Your task is to copy the listing exactly. Drop any pictures from the copy.

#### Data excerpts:
__________________________________________________

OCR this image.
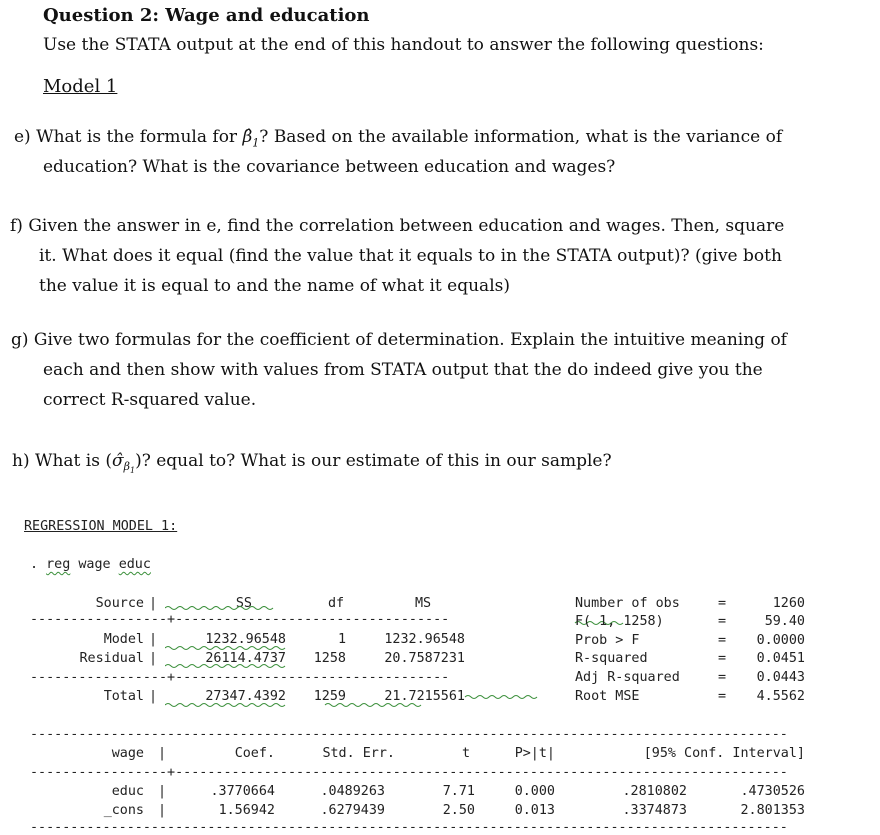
Question 2: Wage and education
Use the STATA output at the end of this handout to answer the following questions:
Model 1
e) What is the formula for $\betâ_1$? Based on the available information, what is the variance of
education? What is the covariance between education and wages?
f) Given the answer in e, find the correlation between education and wages. Then, square
it. What does it equal (find the value that it equals to in the STATA output)? (give both
the value it is equal to and the name of what it equals)
g) Give two formulas for the coefficient of determination. Explain the intuitive meaning of
each and then show with values from STATA output that the do indeed give you the
correct R-squared value.
h) What is $(\sigmâ_{\beta_1})$? equal to? What is our estimate of this in our sample?
REGRESSION MODEL 1:
. reg wage educ
Source |	SS	df	MS
-----------------+----------------------------------
Model |	1232.96548	1	1232.96548
Residual |	26114.4737	1258	20.7587231
-----------------+----------------------------------
Total |	27347.4392	1259	21.7215561
Number of obs	=	1260
F( 1, 1258)	=	59.40
Prob > F	=	0.0000
R-squared	=	0.0451
Adj R-squared	=	0.0443
Root MSE	=	4.5562
----------------------------------------------------------------------------------------------
wage |	Coef.	Std. Err.	t	P>|t|	[95% Conf. Interval]
-----------------+----------------------------------------------------------------------------
educ |	.3770664	.0489263	7.71	0.000	.2810802	.4730526
_cons |	1.56942	.6279439	2.50	0.013	.3374873	2.801353
----------------------------------------------------------------------------------------------
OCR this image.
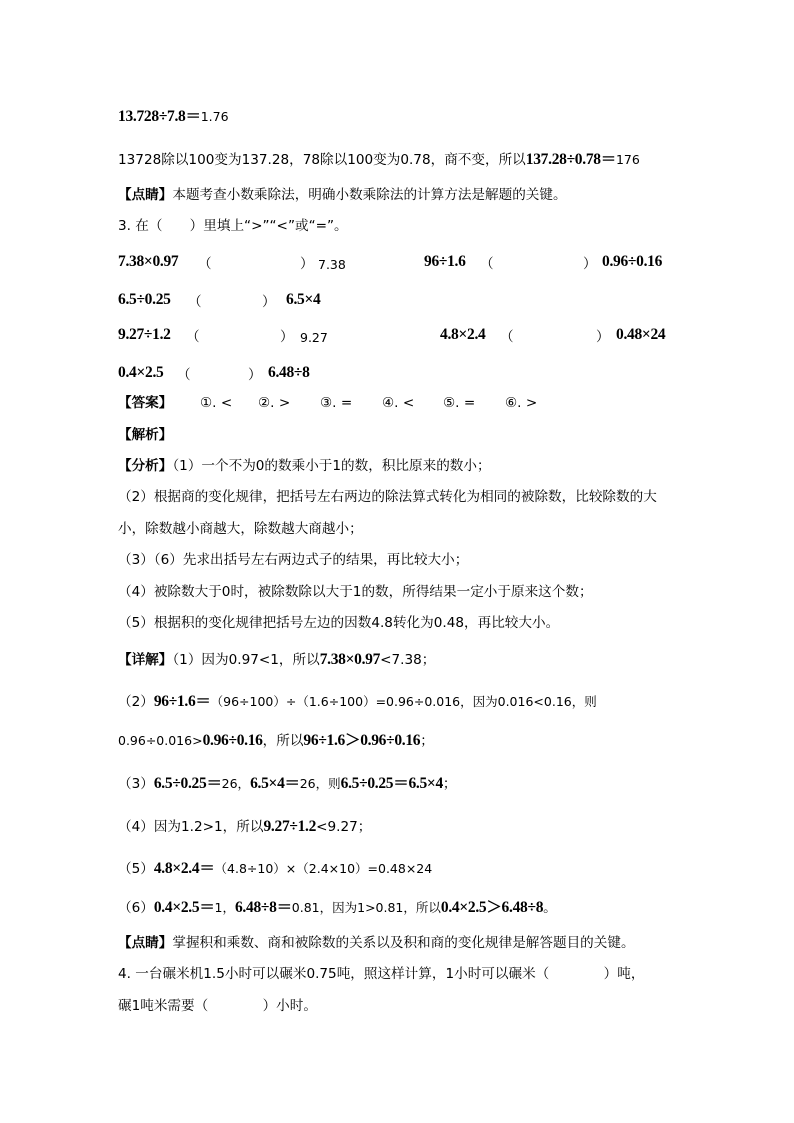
13.728÷7.8＝1.76
13728除以100变为137.28，78除以100变为0.78，商不变，所以137.28÷0.78＝176
【点睛】本题考查小数乘除法，明确小数乘除法的计算方法是解题的关键。
3. 在（　　）里填上“>”“<”或“=”。
7.38×0.97 （	） 7.38	96÷1.6 （	） 0.96÷0.16
6.5÷0.25 （	） 6.5×4
9.27÷1.2 （	） 9.27	4.8×2.4 （	） 0.48×24
0.4×2.5 （	） 6.48÷8
【答案】 ①. < ②. > ③. = ④. < ⑤. = ⑥. >
【解析】
【分析】（1）一个不为0的数乘小于1的数，积比原来的数小；
（2）根据商的变化规律，把括号左右两边的除法算式转化为相同的被除数，比较除数的大
小，除数越小商越大，除数越大商越小；
（3）（6）先求出括号左右两边式子的结果，再比较大小；
（4）被除数大于0时，被除数除以大于1的数，所得结果一定小于原来这个数；
（5）根据积的变化规律把括号左边的因数4.8转化为0.48，再比较大小。
【详解】（1）因为0.97<1，所以7.38×0.97<7.38；
（2）96÷1.6＝（96÷100）÷（1.6÷100）=0.96÷0.016，因为0.016<0.16，则
0.96÷0.016>0.96÷0.16，所以96÷1.6＞0.96÷0.16；
（3）6.5÷0.25＝26，6.5×4＝26，则6.5÷0.25＝6.5×4；
（4）因为1.2>1，所以9.27÷1.2<9.27；
（5）4.8×2.4＝（4.8÷10）×（2.4×10）=0.48×24
（6）0.4×2.5＝1，6.48÷8＝0.81，因为1>0.81，所以0.4×2.5＞6.48÷8。
【点睛】掌握积和乘数、商和被除数的关系以及积和商的变化规律是解答题目的关键。
4. 一台碾米机1.5小时可以碾米0.75吨，照这样计算，1小时可以碾米（　　　　）吨，
碾1吨米需要（　　　　）小时。
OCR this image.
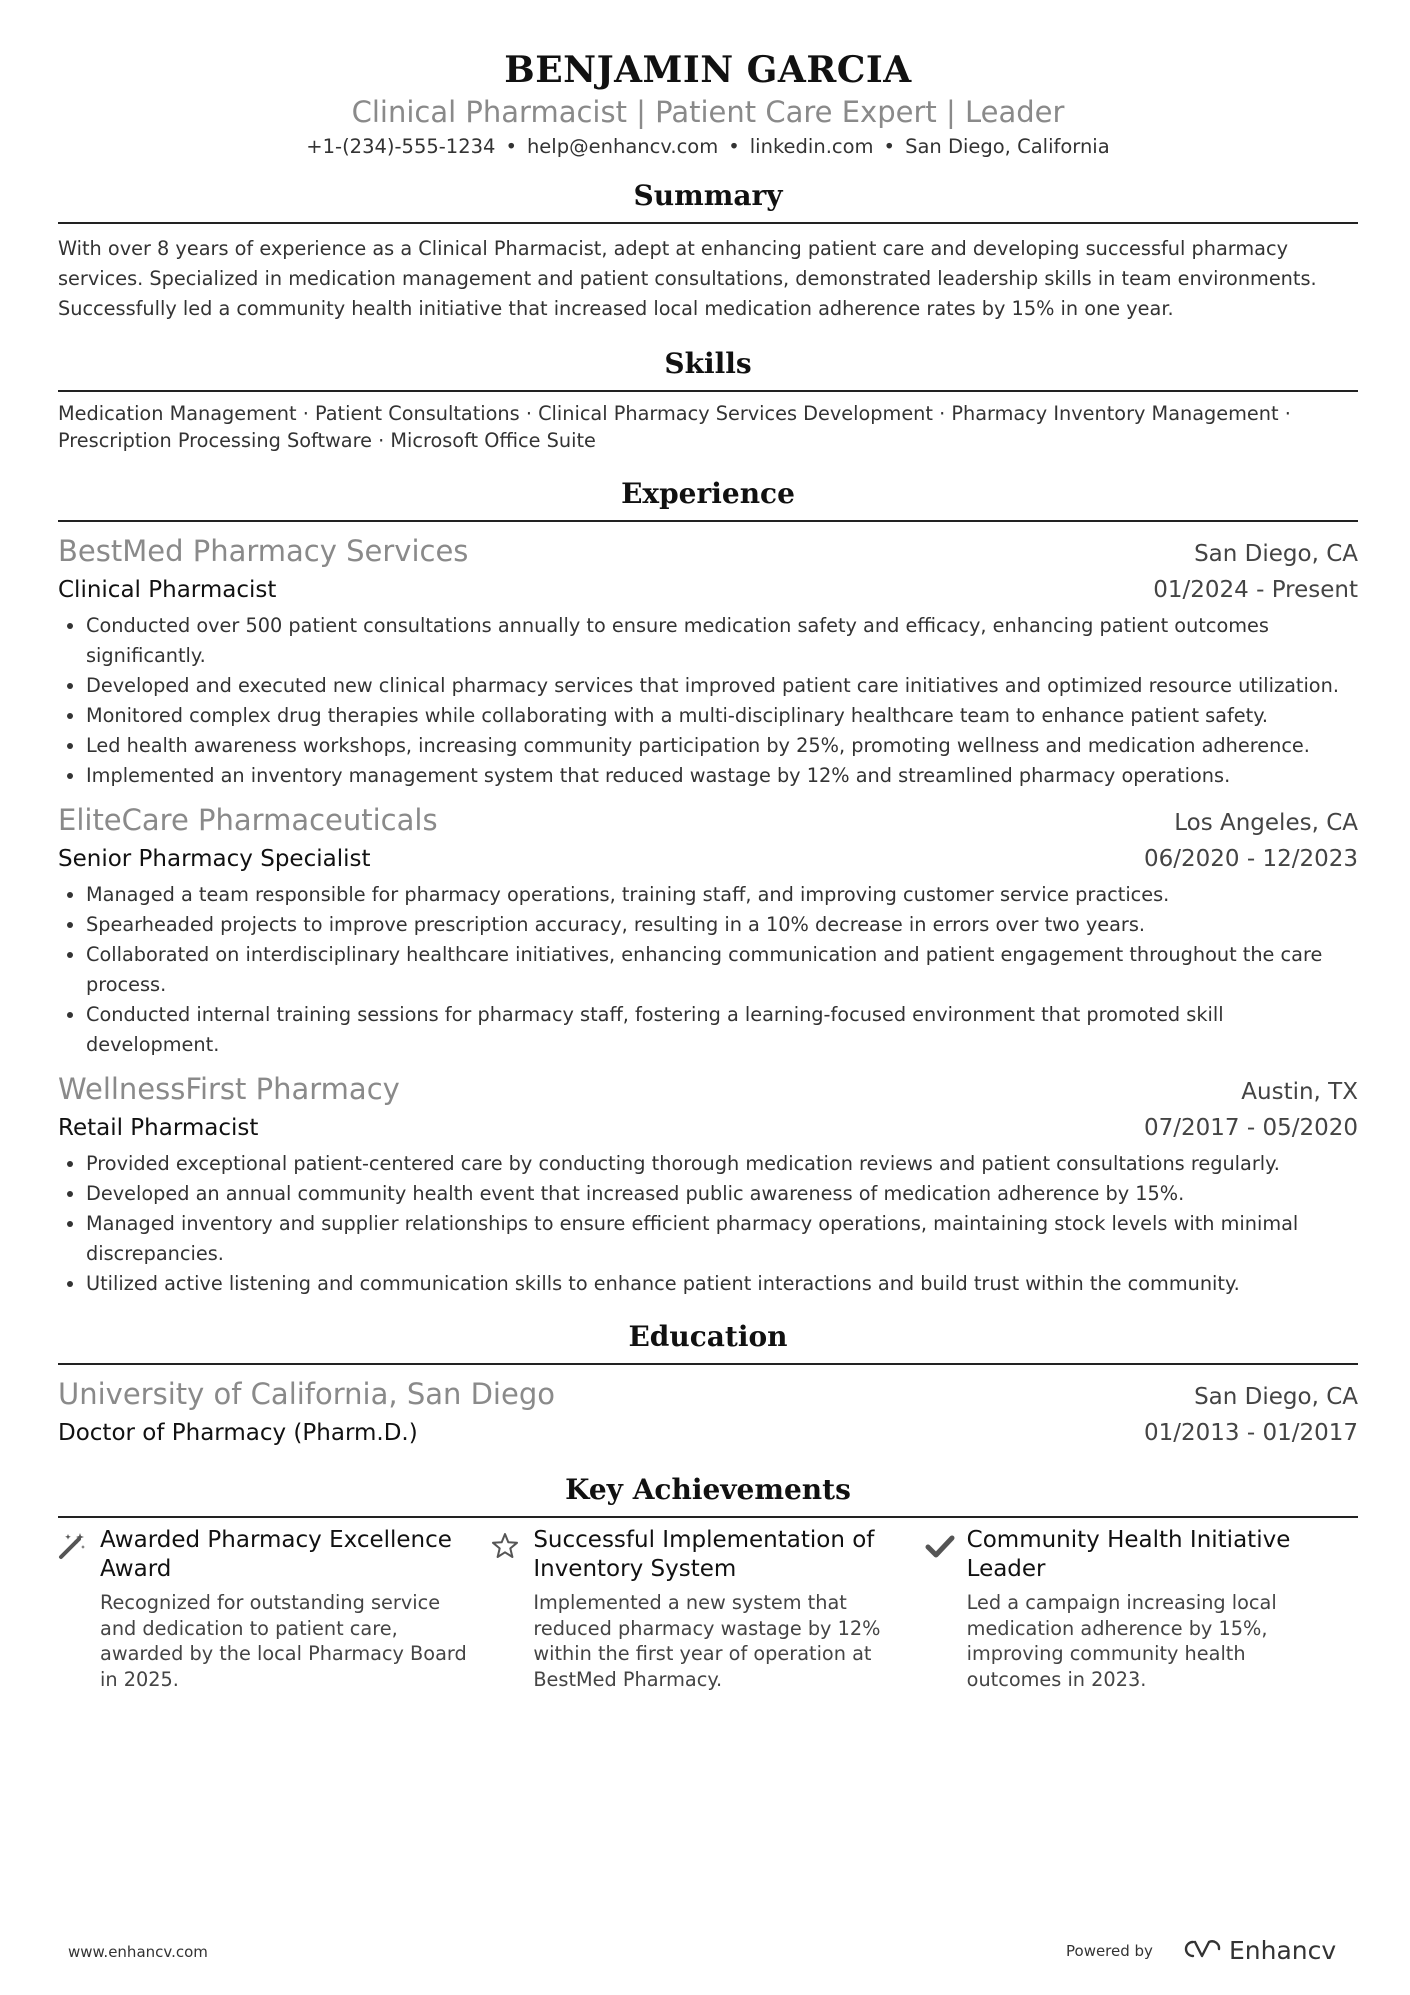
BENJAMIN GARCIA
Clinical Pharmacist | Patient Care Expert | Leader
+1-(234)-555-1234 • help@enhancv.com • linkedin.com • San Diego, California
Summary
With over 8 years of experience as a Clinical Pharmacist, adept at enhancing patient care and developing successful pharmacy services. Specialized in medication management and patient consultations, demonstrated leadership skills in team environments. Successfully led a community health initiative that increased local medication adherence rates by 15% in one year.
Skills
Medication Management · Patient Consultations · Clinical Pharmacy Services Development · Pharmacy Inventory Management ·
Prescription Processing Software · Microsoft Office Suite
Experience
BestMed Pharmacy Services	San Diego, CA
Clinical Pharmacist	01/2024 - Present
• Conducted over 500 patient consultations annually to ensure medication safety and efficacy, enhancing patient outcomes significantly.
• Developed and executed new clinical pharmacy services that improved patient care initiatives and optimized resource utilization.
• Monitored complex drug therapies while collaborating with a multi-disciplinary healthcare team to enhance patient safety.
• Led health awareness workshops, increasing community participation by 25%, promoting wellness and medication adherence.
• Implemented an inventory management system that reduced wastage by 12% and streamlined pharmacy operations.
EliteCare Pharmaceuticals	Los Angeles, CA
Senior Pharmacy Specialist	06/2020 - 12/2023
• Managed a team responsible for pharmacy operations, training staff, and improving customer service practices.
• Spearheaded projects to improve prescription accuracy, resulting in a 10% decrease in errors over two years.
• Collaborated on interdisciplinary healthcare initiatives, enhancing communication and patient engagement throughout the care process.
• Conducted internal training sessions for pharmacy staff, fostering a learning-focused environment that promoted skill development.
WellnessFirst Pharmacy	Austin, TX
Retail Pharmacist	07/2017 - 05/2020
• Provided exceptional patient-centered care by conducting thorough medication reviews and patient consultations regularly.
• Developed an annual community health event that increased public awareness of medication adherence by 15%.
• Managed inventory and supplier relationships to ensure efficient pharmacy operations, maintaining stock levels with minimal discrepancies.
• Utilized active listening and communication skills to enhance patient interactions and build trust within the community.
Education
University of California, San Diego	San Diego, CA
Doctor of Pharmacy (Pharm.D.)	01/2013 - 01/2017
Key Achievements
Awarded Pharmacy Excellence Award
Recognized for outstanding service and dedication to patient care, awarded by the local Pharmacy Board in 2025.
Successful Implementation of Inventory System
Implemented a new system that reduced pharmacy wastage by 12% within the first year of operation at BestMed Pharmacy.
Community Health Initiative Leader
Led a campaign increasing local medication adherence by 15%, improving community health outcomes in 2023.
www.enhancv.com	Powered by	Enhancv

__________________________________________________

#### Exercise output:
OCR this image.
Question 2: Wage and education
Use the STATA output at the end of this handout to answer the following questions:
Model 1
e) What is the formula for $\betâ_1$? Based on the available information, what is the variance of
education? What is the covariance between education and wages?
f) Given the answer in e, find the correlation between education and wages. Then, square
it. What does it equal (find the value that it equals to in the STATA output)? (give both
the value it is equal to and the name of what it equals)
g) Give two formulas for the coefficient of determination. Explain the intuitive meaning of
each and then show with values from STATA output that the do indeed give you the
correct R-squared value.
h) What is $(\sigmâ_{\beta_1})$? equal to? What is our estimate of this in our sample?
REGRESSION MODEL 1:
. reg wage educ
Source |	SS	df	MS
-----------------+----------------------------------
Model |	1232.96548	1	1232.96548
Residual |	26114.4737	1258	20.7587231
-----------------+----------------------------------
Total |	27347.4392	1259	21.7215561
Number of obs	=	1260
F( 1, 1258)	=	59.40
Prob > F	=	0.0000
R-squared	=	0.0451
Adj R-squared	=	0.0443
Root MSE	=	4.5562
----------------------------------------------------------------------------------------------
wage |	Coef.	Std. Err.	t	P>|t|	[95% Conf. Interval]
-----------------+----------------------------------------------------------------------------
educ |	.3770664	.0489263	7.71	0.000	.2810802	.4730526
_cons |	1.56942	.6279439	2.50	0.013	.3374873	2.801353
----------------------------------------------------------------------------------------------
OCR this image.
13.728÷7.8＝1.76
13728除以100变为137.28，78除以100变为0.78，商不变，所以137.28÷0.78＝176
【点睛】本题考查小数乘除法，明确小数乘除法的计算方法是解题的关键。
3. 在（　　）里填上“>”“<”或“=”。
7.38×0.97 （	） 7.38	96÷1.6 （	） 0.96÷0.16
6.5÷0.25 （	） 6.5×4
9.27÷1.2 （	） 9.27	4.8×2.4 （	） 0.48×24
0.4×2.5 （	） 6.48÷8
【答案】 ①. < ②. > ③. = ④. < ⑤. = ⑥. >
【解析】
【分析】（1）一个不为0的数乘小于1的数，积比原来的数小；
（2）根据商的变化规律，把括号左右两边的除法算式转化为相同的被除数，比较除数的大
小，除数越小商越大，除数越大商越小；
（3）（6）先求出括号左右两边式子的结果，再比较大小；
（4）被除数大于0时，被除数除以大于1的数，所得结果一定小于原来这个数；
（5）根据积的变化规律把括号左边的因数4.8转化为0.48，再比较大小。
【详解】（1）因为0.97<1，所以7.38×0.97<7.38；
（2）96÷1.6＝（96÷100）÷（1.6÷100）=0.96÷0.016，因为0.016<0.16，则
0.96÷0.016>0.96÷0.16，所以96÷1.6＞0.96÷0.16；
（3）6.5÷0.25＝26，6.5×4＝26，则6.5÷0.25＝6.5×4；
（4）因为1.2>1，所以9.27÷1.2<9.27；
（5）4.8×2.4＝（4.8÷10）×（2.4×10）=0.48×24
（6）0.4×2.5＝1，6.48÷8＝0.81，因为1>0.81，所以0.4×2.5＞6.48÷8。
【点睛】掌握积和乘数、商和被除数的关系以及积和商的变化规律是解答题目的关键。
4. 一台碾米机1.5小时可以碾米0.75吨，照这样计算，1小时可以碾米（　　　　）吨，
碾1吨米需要（　　　　）小时。
OCR this image.
BENJAMIN GARCIA
Clinical Pharmacist | Patient Care Expert | Leader
+1-(234)-555-1234 • help@enhancv.com • linkedin.com • San Diego, California
Summary
With over 8 years of experience as a Clinical Pharmacist, adept at enhancing patient care and developing successful pharmacy services. Specialized in medication management and patient consultations, demonstrated leadership skills in team environments. Successfully led a community health initiative that increased local medication adherence rates by 15% in one year.
Skills
Medication Management · Patient Consultations · Clinical Pharmacy Services Development · Pharmacy Inventory Management ·
Prescription Processing Software · Microsoft Office Suite
Experience
BestMed Pharmacy Services	San Diego, CA
Clinical Pharmacist	01/2024 - Present
• Conducted over 500 patient consultations annually to ensure medication safety and efficacy, enhancing patient outcomes significantly.
• Developed and executed new clinical pharmacy services that improved patient care initiatives and optimized resource utilization.
• Monitored complex drug therapies while collaborating with a multi-disciplinary healthcare team to enhance patient safety.
• Led health awareness workshops, increasing community participation by 25%, promoting wellness and medication adherence.
• Implemented an inventory management system that reduced wastage by 12% and streamlined pharmacy operations.
EliteCare Pharmaceuticals	Los Angeles, CA
Senior Pharmacy Specialist	06/2020 - 12/2023
• Managed a team responsible for pharmacy operations, training staff, and improving customer service practices.
• Spearheaded projects to improve prescription accuracy, resulting in a 10% decrease in errors over two years.
• Collaborated on interdisciplinary healthcare initiatives, enhancing communication and patient engagement throughout the care process.
• Conducted internal training sessions for pharmacy staff, fostering a learning-focused environment that promoted skill development.
WellnessFirst Pharmacy	Austin, TX
Retail Pharmacist	07/2017 - 05/2020
• Provided exceptional patient-centered care by conducting thorough medication reviews and patient consultations regularly.
• Developed an annual community health event that increased public awareness of medication adherence by 15%.
• Managed inventory and supplier relationships to ensure efficient pharmacy operations, maintaining stock levels with minimal discrepancies.
• Utilized active listening and communication skills to enhance patient interactions and build trust within the community.
Education
University of California, San Diego	San Diego, CA
Doctor of Pharmacy (Pharm.D.)	01/2013 - 01/2017
Key Achievements
Awarded Pharmacy Excellence Award
Recognized for outstanding service and dedication to patient care, awarded by the local Pharmacy Board in 2025.
Successful Implementation of Inventory System
Implemented a new system that reduced pharmacy wastage by 12% within the first year of operation at BestMed Pharmacy.
Community Health Initiative Leader
Led a campaign increasing local medication adherence by 15%, improving community health outcomes in 2023.
www.enhancv.com	Powered by	Enhancv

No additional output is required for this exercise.